• [Extracted records]:
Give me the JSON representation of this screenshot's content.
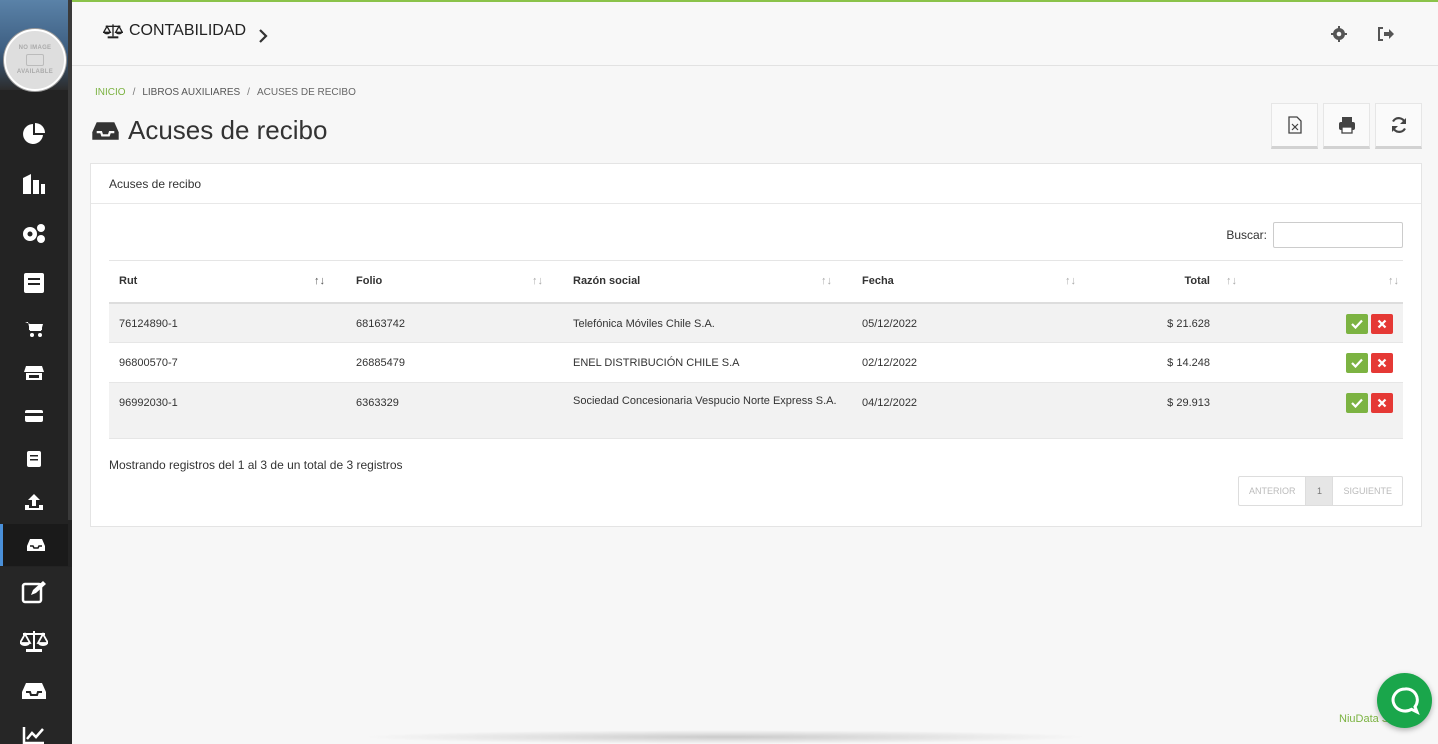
{
  "sidebar": {
    "avatar_text_1": "NO IMAGE",
    "avatar_text_2": "AVAILABLE",
    "items": [
      {
        "icon": "pie-chart-icon"
      },
      {
        "icon": "building-icon"
      },
      {
        "icon": "gears-icon"
      },
      {
        "icon": "book-icon"
      },
      {
        "icon": "cart-icon"
      },
      {
        "icon": "store-icon"
      },
      {
        "icon": "credit-card-icon"
      },
      {
        "icon": "book-small-icon"
      },
      {
        "icon": "upload-icon"
      },
      {
        "icon": "inbox-icon",
        "active": true
      },
      {
        "icon": "edit-icon"
      },
      {
        "icon": "balance-scale-icon"
      },
      {
        "icon": "inbox-large-icon"
      },
      {
        "icon": "line-chart-icon"
      }
    ]
  },
  "topbar": {
    "module_title": "CONTABILIDAD",
    "icons": [
      "settings-icon",
      "logout-icon"
    ]
  },
  "breadcrumb": {
    "home": "INICIO",
    "section": "LIBROS AUXILIARES",
    "current": "ACUSES DE RECIBO",
    "separator": "/"
  },
  "page": {
    "title": "Acuses de recibo",
    "toolbar": [
      "excel-icon",
      "print-icon",
      "refresh-icon"
    ]
  },
  "panel": {
    "heading": "Acuses de recibo",
    "search_label": "Buscar:",
    "search_value": "",
    "columns": [
      "Rut",
      "Folio",
      "Razón social",
      "Fecha",
      "Total"
    ],
    "rows": [
      {
        "rut": "76124890-1",
        "folio": "68163742",
        "razon_social": "Telefónica Móviles Chile S.A.",
        "fecha": "05/12/2022",
        "total": "$ 21.628"
      },
      {
        "rut": "96800570-7",
        "folio": "26885479",
        "razon_social": "ENEL DISTRIBUCIÓN CHILE S.A",
        "fecha": "02/12/2022",
        "total": "$ 14.248"
      },
      {
        "rut": "96992030-1",
        "folio": "6363329",
        "razon_social": "Sociedad Concesionaria Vespucio Norte Express S.A.",
        "fecha": "04/12/2022",
        "total": "$ 29.913"
      }
    ],
    "info": "Mostrando registros del 1 al 3 de un total de 3 registros",
    "pager": {
      "prev": "ANTERIOR",
      "page": "1",
      "next": "SIGUIENTE"
    }
  },
  "footer": {
    "brand": "NiuData S"
  },
  "colors": {
    "accent_green": "#7cb342",
    "danger": "#e53935",
    "sidebar": "#232323",
    "chat": "#1aa64b"
  }
}
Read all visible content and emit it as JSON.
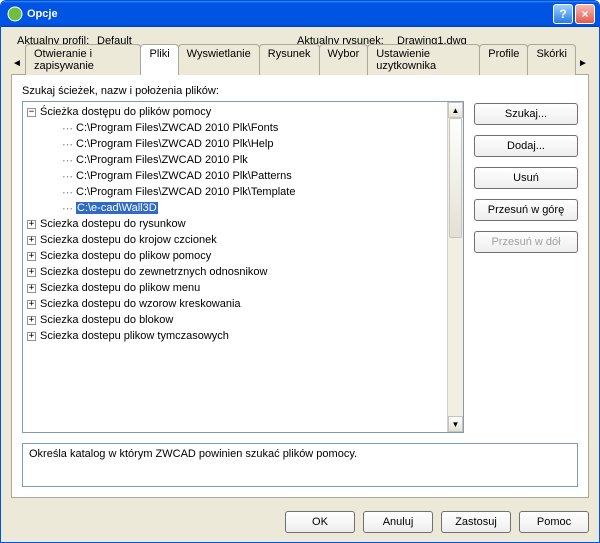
{
  "window": {
    "title": "Opcje"
  },
  "header": {
    "profile_label": "Aktualny profil:",
    "profile_value": "Default",
    "drawing_label": "Aktualny rysunek:",
    "drawing_value": "Drawing1.dwg"
  },
  "tabs": [
    {
      "label": "Otwieranie i zapisywanie"
    },
    {
      "label": "Pliki"
    },
    {
      "label": "Wyswietlanie"
    },
    {
      "label": "Rysunek"
    },
    {
      "label": "Wybor"
    },
    {
      "label": "Ustawienie uzytkownika"
    },
    {
      "label": "Profile"
    },
    {
      "label": "Skórki"
    }
  ],
  "active_tab_index": 1,
  "panel": {
    "instruction": "Szukaj ścieżek, nazw i położenia plików:",
    "tree": [
      {
        "label": "Ścieżka dostępu do plików pomocy",
        "expanded": true,
        "children": [
          "C:\\Program Files\\ZWCAD 2010 Plk\\Fonts",
          "C:\\Program Files\\ZWCAD 2010 Plk\\Help",
          "C:\\Program Files\\ZWCAD 2010 Plk",
          "C:\\Program Files\\ZWCAD 2010 Plk\\Patterns",
          "C:\\Program Files\\ZWCAD 2010 Plk\\Template",
          "C:\\e-cad\\Wall3D"
        ],
        "selected_child": 5
      },
      {
        "label": "Sciezka dostepu do rysunkow",
        "expanded": false
      },
      {
        "label": "Sciezka dostepu do krojow czcionek",
        "expanded": false
      },
      {
        "label": "Sciezka dostepu do plikow pomocy",
        "expanded": false
      },
      {
        "label": "Sciezka dostepu do zewnetrznych odnosnikow",
        "expanded": false
      },
      {
        "label": "Sciezka dostepu do plikow menu",
        "expanded": false
      },
      {
        "label": "Sciezka dostepu do wzorow kreskowania",
        "expanded": false
      },
      {
        "label": "Sciezka dostepu do blokow",
        "expanded": false
      },
      {
        "label": "Sciezka dostepu plikow tymczasowych",
        "expanded": false
      }
    ],
    "buttons": {
      "search": "Szukaj...",
      "add": "Dodaj...",
      "remove": "Usuń",
      "move_up": "Przesuń w górę",
      "move_down": "Przesuń w dół"
    },
    "hint": "Określa katalog w którym ZWCAD powinien szukać plików pomocy."
  },
  "footer": {
    "ok": "OK",
    "cancel": "Anuluj",
    "apply": "Zastosuj",
    "help": "Pomoc"
  }
}
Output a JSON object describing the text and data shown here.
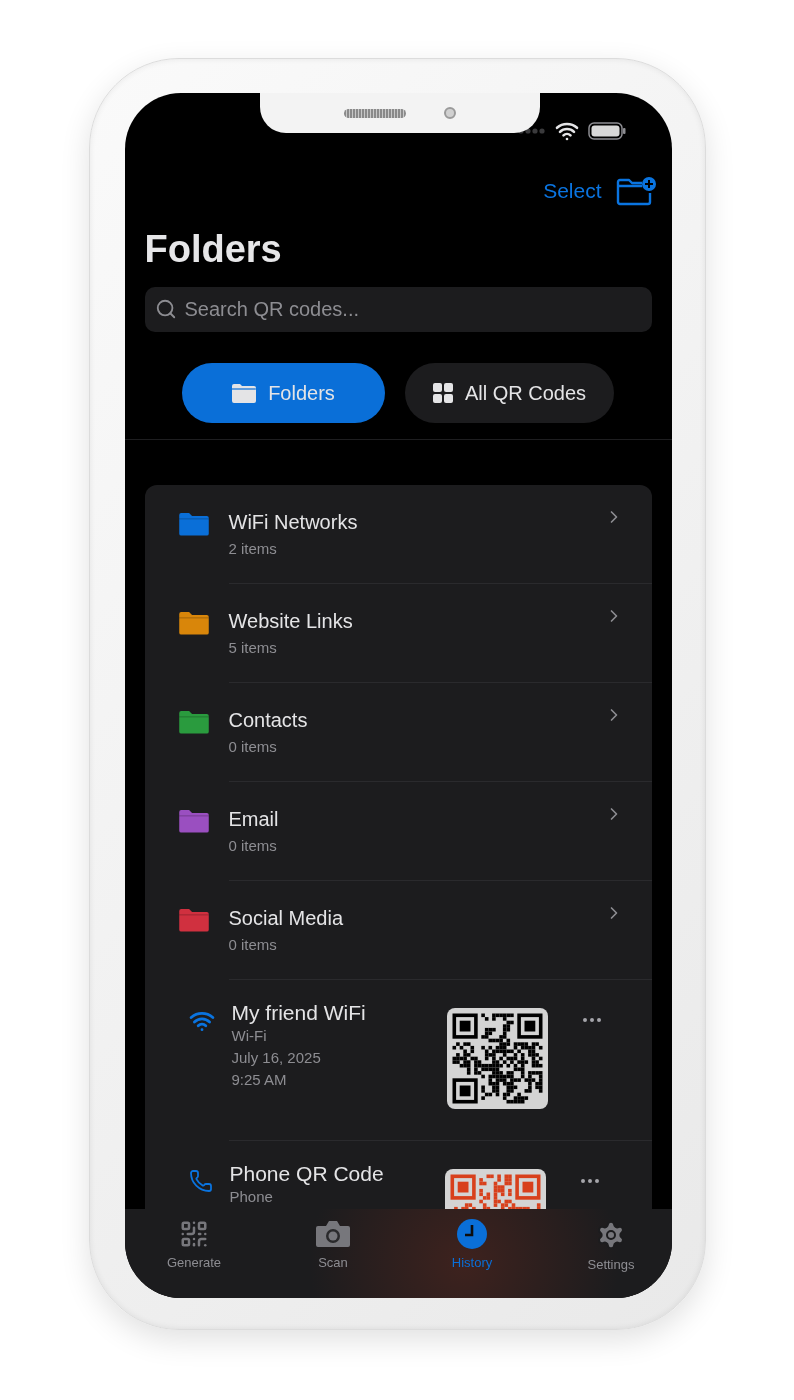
{
  "header": {
    "select_label": "Select"
  },
  "title": "Folders",
  "search": {
    "placeholder": "Search QR codes..."
  },
  "view_tabs": [
    {
      "label": "Folders",
      "kind": "folders",
      "selected": true
    },
    {
      "label": "All QR Codes",
      "kind": "grid",
      "selected": false
    }
  ],
  "folders": [
    {
      "name": "WiFi Networks",
      "count": "2 items",
      "color": "#0a6fd8"
    },
    {
      "name": "Website Links",
      "count": "5 items",
      "color": "#d9860a"
    },
    {
      "name": "Contacts",
      "count": "0 items",
      "color": "#2a9b3e"
    },
    {
      "name": "Email",
      "count": "0 items",
      "color": "#9a4fc0"
    },
    {
      "name": "Social Media",
      "count": "0 items",
      "color": "#d0303f"
    }
  ],
  "codes": [
    {
      "kind": "wifi",
      "title": "My friend WiFi",
      "type": "Wi-Fi",
      "date": "July 16, 2025",
      "time": "9:25 AM",
      "color": "#000000"
    },
    {
      "kind": "phone",
      "title": "Phone QR Code",
      "type": "Phone",
      "color": "#d8401c"
    }
  ],
  "tab_bar": [
    {
      "label": "Generate",
      "kind": "generate",
      "selected": false
    },
    {
      "label": "Scan",
      "kind": "scan",
      "selected": false
    },
    {
      "label": "History",
      "kind": "history",
      "selected": true
    },
    {
      "label": "Settings",
      "kind": "settings",
      "selected": false
    }
  ]
}
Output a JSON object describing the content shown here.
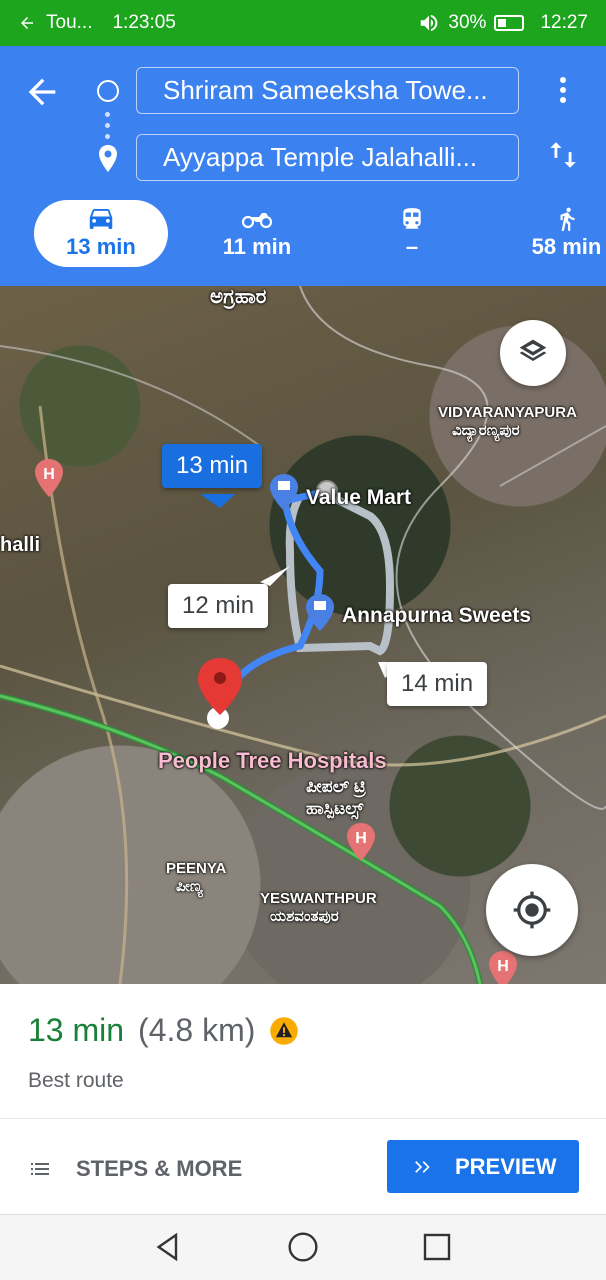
{
  "status_bar": {
    "app": "Tou...",
    "elapsed": "1:23:05",
    "battery": "30%",
    "clock": "12:27"
  },
  "directions": {
    "origin": "Shriram Sameeksha Towe...",
    "destination": "Ayyappa Temple Jalahalli...",
    "modes": [
      {
        "name": "drive",
        "label": "13 min",
        "selected": true
      },
      {
        "name": "two-wheeler",
        "label": "11 min",
        "selected": false
      },
      {
        "name": "transit",
        "label": "–",
        "selected": false
      },
      {
        "name": "walk",
        "label": "58 min",
        "selected": false
      }
    ]
  },
  "map": {
    "route_labels": {
      "primary": "13 min",
      "alt1": "12 min",
      "alt2": "14 min"
    },
    "places": {
      "value_mart": "Value Mart",
      "annapurna": "Annapurna Sweets",
      "people_tree": "People Tree Hospitals",
      "people_tree_kn": "ಪೀಪಲ್ ಟ್ರಿ ಹಾಸ್ಪಿಟಲ್ಸ್",
      "vidyaranyapura": "VIDYARANYAPURA",
      "vidyaranyapura_kn": "ವಿದ್ಯಾರಣ್ಯಪುರ",
      "agrahara_kn": "ಅಗ್ರಹಾರ",
      "jalahalli": "halli",
      "peenya": "PEENYA",
      "peenya_kn": "ಪೀಣ್ಯ",
      "yeswanthpur": "YESWANTHPUR",
      "yeswanthpur_kn": "ಯಶವಂತಪುರ"
    }
  },
  "summary": {
    "duration": "13 min",
    "distance": "(4.8 km)",
    "note": "Best route"
  },
  "actions": {
    "steps": "STEPS & MORE",
    "preview": "PREVIEW"
  },
  "colors": {
    "header": "#3b82f0",
    "status": "#1ea51e",
    "route_primary": "#4285f4",
    "route_alt": "#b9c3cc",
    "duration_green": "#188038",
    "accent": "#1a73e8"
  }
}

• [Problem details]: Gather each line of the records holding the string "dostepu".

• [Response for this exercise]:
        "label": "Sciezka dostepu do rysunkow",
        "label": "Sciezka dostepu do krojow czcionek",
        "label": "Sciezka dostepu do plikow pomocy",
        "label": "Sciezka dostepu do zewnetrznych odnosnikow",
        "label": "Sciezka dostepu do plikow menu",
        "label": "Sciezka dostepu do wzorow kreskowania",
        "label": "Sciezka dostepu do blokow",
        "label": "Sciezka dostepu plikow tymczasowych",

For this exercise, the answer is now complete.